■ **Aim**: Show every line in the entries below where the word "this" appears.

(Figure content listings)

··········

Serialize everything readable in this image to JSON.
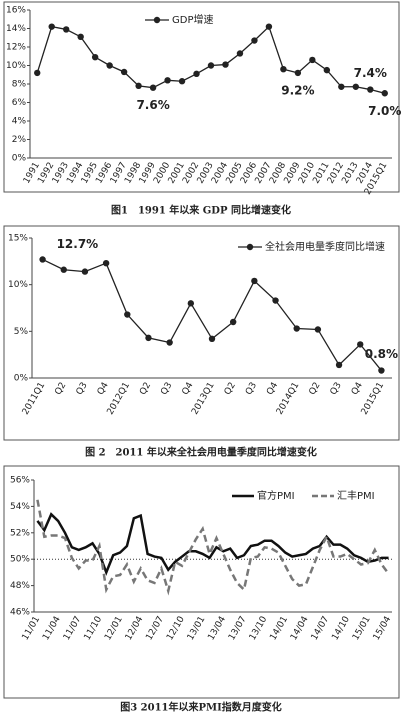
{
  "chart_data": [
    {
      "type": "line",
      "caption": "图1　1991 年以来 GDP 同比增速变化",
      "categories": [
        "1991",
        "1992",
        "1993",
        "1994",
        "1995",
        "1996",
        "1997",
        "1998",
        "1999",
        "2000",
        "2001",
        "2002",
        "2003",
        "2004",
        "2005",
        "2006",
        "2007",
        "2008",
        "2009",
        "2010",
        "2011",
        "2012",
        "2013",
        "2014",
        "2015Q1"
      ],
      "series": [
        {
          "name": "GDP增速",
          "color": "#222222",
          "marker": true,
          "values": [
            9.2,
            14.2,
            13.9,
            13.1,
            10.9,
            10.0,
            9.3,
            7.8,
            7.6,
            8.4,
            8.3,
            9.1,
            10.0,
            10.1,
            11.3,
            12.7,
            14.2,
            9.6,
            9.2,
            10.6,
            9.5,
            7.7,
            7.7,
            7.4,
            7.0
          ],
          "value_labels": [
            null,
            null,
            null,
            null,
            null,
            null,
            null,
            null,
            "7.6%",
            null,
            null,
            null,
            null,
            null,
            null,
            null,
            null,
            null,
            "9.2%",
            null,
            null,
            null,
            null,
            "7.4%",
            "7.0%"
          ]
        }
      ],
      "ylim": [
        0,
        16
      ],
      "yticks": [
        {
          "value": 0,
          "label": "0%"
        },
        {
          "value": 2,
          "label": "2%"
        },
        {
          "value": 4,
          "label": "4%"
        },
        {
          "value": 6,
          "label": "6%"
        },
        {
          "value": 8,
          "label": "8%"
        },
        {
          "value": 10,
          "label": "10%"
        },
        {
          "value": 12,
          "label": "12%"
        },
        {
          "value": 14,
          "label": "14%"
        },
        {
          "value": 16,
          "label": "16%"
        }
      ]
    },
    {
      "type": "line",
      "caption": "图 2　2011 年以来全社会用电量季度同比增速变化",
      "categories": [
        "2011Q1",
        "Q2",
        "Q3",
        "Q4",
        "2012Q1",
        "Q2",
        "Q3",
        "Q4",
        "2013Q1",
        "Q2",
        "Q3",
        "Q4",
        "2014Q1",
        "Q2",
        "Q3",
        "Q4",
        "2015Q1"
      ],
      "series": [
        {
          "name": "全社会用电量季度同比增速",
          "color": "#222222",
          "marker": true,
          "values": [
            12.7,
            11.6,
            11.4,
            12.3,
            6.8,
            4.3,
            3.8,
            8.0,
            4.2,
            6.0,
            10.4,
            8.3,
            5.3,
            5.2,
            1.4,
            3.6,
            0.8
          ],
          "value_labels": [
            "12.7%",
            null,
            null,
            null,
            null,
            null,
            null,
            null,
            null,
            null,
            null,
            null,
            null,
            null,
            null,
            null,
            "0.8%"
          ]
        }
      ],
      "ylim": [
        0,
        15
      ],
      "yticks": [
        {
          "value": 0,
          "label": "0%"
        },
        {
          "value": 5,
          "label": "5%"
        },
        {
          "value": 10,
          "label": "10%"
        },
        {
          "value": 15,
          "label": "15%"
        }
      ]
    },
    {
      "type": "line",
      "caption": "图3 2011年以来PMI指数月度变化",
      "categories": [
        "11/01",
        null,
        null,
        "11/04",
        null,
        null,
        "11/07",
        null,
        null,
        "11/10",
        null,
        null,
        "12/01",
        null,
        null,
        "12/04",
        null,
        null,
        "12/07",
        null,
        null,
        "12/10",
        null,
        null,
        "13/01",
        null,
        null,
        "13/04",
        null,
        null,
        "13/07",
        null,
        null,
        "13/10",
        null,
        null,
        "14/01",
        null,
        null,
        "14/04",
        null,
        null,
        "14/07",
        null,
        null,
        "14/10",
        null,
        null,
        "15/01",
        null,
        null,
        "15/04"
      ],
      "series": [
        {
          "name": "官方PMI",
          "color": "#111111",
          "dash": false,
          "values": [
            52.9,
            52.2,
            53.4,
            52.9,
            52.0,
            50.9,
            50.7,
            50.9,
            51.2,
            50.4,
            49.0,
            50.3,
            50.5,
            51.0,
            53.1,
            53.3,
            50.4,
            50.2,
            50.1,
            49.2,
            49.8,
            50.2,
            50.6,
            50.6,
            50.4,
            50.1,
            50.9,
            50.6,
            50.8,
            50.1,
            50.3,
            51.0,
            51.1,
            51.4,
            51.4,
            51.0,
            50.5,
            50.2,
            50.3,
            50.4,
            50.8,
            51.0,
            51.7,
            51.1,
            51.1,
            50.8,
            50.3,
            50.1,
            49.8,
            49.9,
            50.1,
            50.1
          ]
        },
        {
          "name": "汇丰PMI",
          "color": "#777777",
          "dash": true,
          "values": [
            54.5,
            51.7,
            51.8,
            51.8,
            51.6,
            50.1,
            49.3,
            49.9,
            49.9,
            51.0,
            47.7,
            48.7,
            48.8,
            49.6,
            48.3,
            49.3,
            48.4,
            48.2,
            49.3,
            47.6,
            49.8,
            49.5,
            50.5,
            51.5,
            52.3,
            50.4,
            51.6,
            50.4,
            49.2,
            48.2,
            47.7,
            50.1,
            50.2,
            50.9,
            50.8,
            50.5,
            49.5,
            48.5,
            48.0,
            48.1,
            49.4,
            50.7,
            51.7,
            50.2,
            50.2,
            50.4,
            50.0,
            49.6,
            49.7,
            50.7,
            49.6,
            48.9
          ]
        }
      ],
      "ylim": [
        46,
        56
      ],
      "hline": 50,
      "yticks": [
        {
          "value": 46,
          "label": "46%"
        },
        {
          "value": 48,
          "label": "48%"
        },
        {
          "value": 50,
          "label": "50%"
        },
        {
          "value": 52,
          "label": "52%"
        },
        {
          "value": 54,
          "label": "54%"
        },
        {
          "value": 56,
          "label": "56%"
        }
      ]
    }
  ]
}
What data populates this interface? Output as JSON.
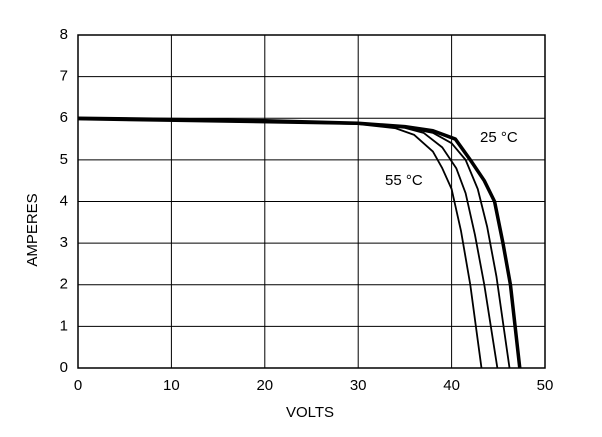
{
  "chart_data": {
    "type": "line",
    "xlabel": "VOLTS",
    "ylabel": "AMPERES",
    "xlim": [
      0,
      50
    ],
    "xticks": [
      0,
      10,
      20,
      30,
      40,
      50
    ],
    "ylim": [
      0,
      8
    ],
    "yticks": [
      0,
      1,
      2,
      3,
      4,
      5,
      6,
      7,
      8
    ],
    "grid": true,
    "annotations": [
      "25 °C",
      "55 °C"
    ],
    "series": [
      {
        "color": "#000000",
        "width": 3.5,
        "x": [
          0,
          10,
          20,
          30,
          35,
          38,
          40.4,
          42,
          43.5,
          44.6,
          45.5,
          46.3,
          46.8,
          47.3
        ],
        "values": [
          6.0,
          5.97,
          5.94,
          5.88,
          5.8,
          5.7,
          5.5,
          5.0,
          4.5,
          4.0,
          3.0,
          2.0,
          1.0,
          0
        ]
      },
      {
        "color": "#000000",
        "width": 1.8,
        "x": [
          0,
          30,
          35,
          38,
          40,
          41.5,
          42.8,
          43.8,
          44.8,
          45.5,
          46.2
        ],
        "values": [
          5.99,
          5.87,
          5.78,
          5.65,
          5.4,
          5.0,
          4.3,
          3.4,
          2.2,
          1.1,
          0
        ]
      },
      {
        "color": "#000000",
        "width": 1.8,
        "x": [
          0,
          30,
          35,
          37,
          39,
          40.5,
          41.5,
          42.5,
          43.5,
          44.2,
          44.9
        ],
        "values": [
          5.98,
          5.87,
          5.77,
          5.65,
          5.3,
          4.8,
          4.2,
          3.2,
          2.0,
          1.0,
          0
        ]
      },
      {
        "color": "#000000",
        "width": 1.8,
        "x": [
          0,
          30,
          34,
          36,
          38,
          39,
          40,
          41,
          42,
          42.6,
          43.2
        ],
        "values": [
          5.97,
          5.86,
          5.76,
          5.6,
          5.2,
          4.8,
          4.3,
          3.3,
          2.0,
          1.0,
          0
        ]
      }
    ]
  }
}
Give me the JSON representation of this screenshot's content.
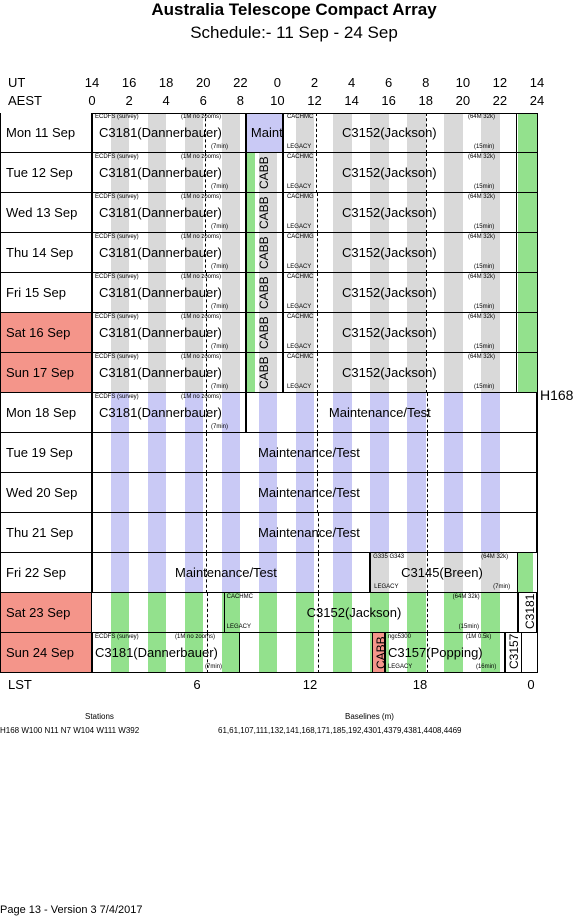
{
  "header": {
    "title": "Australia Telescope Compact Array",
    "subtitle": "Schedule:- 11 Sep - 24 Sep"
  },
  "axes": {
    "ut_label": "UT",
    "aest_label": "AEST",
    "lst_label": "LST",
    "ut_ticks": [
      "14",
      "16",
      "18",
      "20",
      "22",
      "0",
      "2",
      "4",
      "6",
      "8",
      "10",
      "12",
      "14"
    ],
    "aest_ticks": [
      "0",
      "2",
      "4",
      "6",
      "8",
      "10",
      "12",
      "14",
      "16",
      "18",
      "20",
      "22",
      "24"
    ],
    "lst_ticks": [
      "6",
      "12",
      "18",
      "0"
    ]
  },
  "days": [
    {
      "label": "Mon  11 Sep",
      "weekend": false
    },
    {
      "label": "Tue   12 Sep",
      "weekend": false
    },
    {
      "label": "Wed  13 Sep",
      "weekend": false
    },
    {
      "label": "Thu   14 Sep",
      "weekend": false
    },
    {
      "label": "Fri     15 Sep",
      "weekend": false
    },
    {
      "label": "Sat    16 Sep",
      "weekend": true
    },
    {
      "label": "Sun   17 Sep",
      "weekend": true
    },
    {
      "label": "Mon  18 Sep",
      "weekend": false
    },
    {
      "label": "Tue    19 Sep",
      "weekend": false
    },
    {
      "label": "Wed  20 Sep",
      "weekend": false
    },
    {
      "label": "Thu   21 Sep",
      "weekend": false
    },
    {
      "label": "Fri     22 Sep",
      "weekend": false
    },
    {
      "label": "Sat    23 Sep",
      "weekend": true
    },
    {
      "label": "Sun   24 Sep",
      "weekend": true
    }
  ],
  "projects": {
    "c3181": "C3181(Dannerbauer)",
    "c3152": "C3152(Jackson)",
    "maint": "Maint",
    "maint_test": "Maintenance/Test",
    "cabb": "CABB",
    "c3145": "C3145(Breen)",
    "c3157": "C3157(Popping)",
    "c3157_short": "C3157",
    "c3181_short": "C3181"
  },
  "notes": {
    "ecdfs": "ECDFS (survey)",
    "nozoom": "(1M no zooms)",
    "min7": "(7min)",
    "cachmc": "CACHMC",
    "cachmg": "CACHMG",
    "legacy": "LEGACY",
    "m64": "(64M 32k)",
    "min15": "(15min)",
    "g335": "G335 G343",
    "min16": "(16min)",
    "ngc": "ngc5300",
    "m1": "(1M 0.5k)"
  },
  "array": "H168",
  "footer": {
    "stations_label": "Stations",
    "stations": "H168  W100 N11 N7 W104 W111 W392",
    "baselines_label": "Baselines (m)",
    "baselines": "61,61,107,111,132,141,168,171,185,192,4301,4379,4381,4408,4469",
    "page": "Page 13 - Version 3  7/4/2017"
  }
}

··········

■ **Exercise output**:
Serialize everything readable in this image to JSON.
What data populates this interface? Output as JSON.
Give me the JSON representation of this screenshot's content.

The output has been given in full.